### 文档正文
======

在loop中有另一个case来处理消息通知,这是一个基于定时器的通道:
1、遍历announced中的每个hash的消息,构建request;
2、把所有的request都发送出去,每个peer都有一个协程,并从peer获得应答(fetchHeader(hash));

case <-fetchTimer.C:
	// At least one block's timer ran out, check for needing retrieval
	request := make(map[string][]common.Hash)

	for hash, announces := range f.announced {
		if time.Since(announces[0].time) > arriveTimeout-gatherSlack {
			// Pick a random peer to retrieve from, reset all others
			announce := announces[rand.Intn(len(announces))]
			f.forgetHash(hash)

			// If the block still didn't arrive, queue for fetching
			if f.getBlock(hash) == nil {
				request[announce.origin] = append(request[announce.origin], hash)
				f.fetching[hash] = announce
			}
		}
	}
	// Send out all block header requests
	for peer, hashes := range request {
		log.Trace("Fetching scheduled headers", "peer", peer, "list", hashes)

======

### 所给数据
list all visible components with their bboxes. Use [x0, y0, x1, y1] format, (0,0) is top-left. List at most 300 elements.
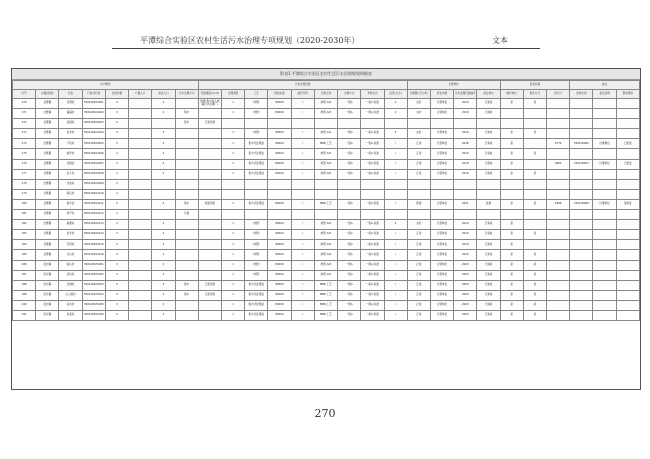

======

### 练习任务
将上文定时器通道代码从“for hash, announces”起一直到“f.forgetHash(hash)”为止的全部内容，一字不改地抄录下来。

### 作答结果
for hash, announces := range f.announced {
		if time.Since(announces[0].time) > arriveTimeout-gatherSlack {
			// Pick a random peer to retrieve from, reset all others
			announce := announces[rand.Intn(len(announces))]
			f.forgetHash(hash)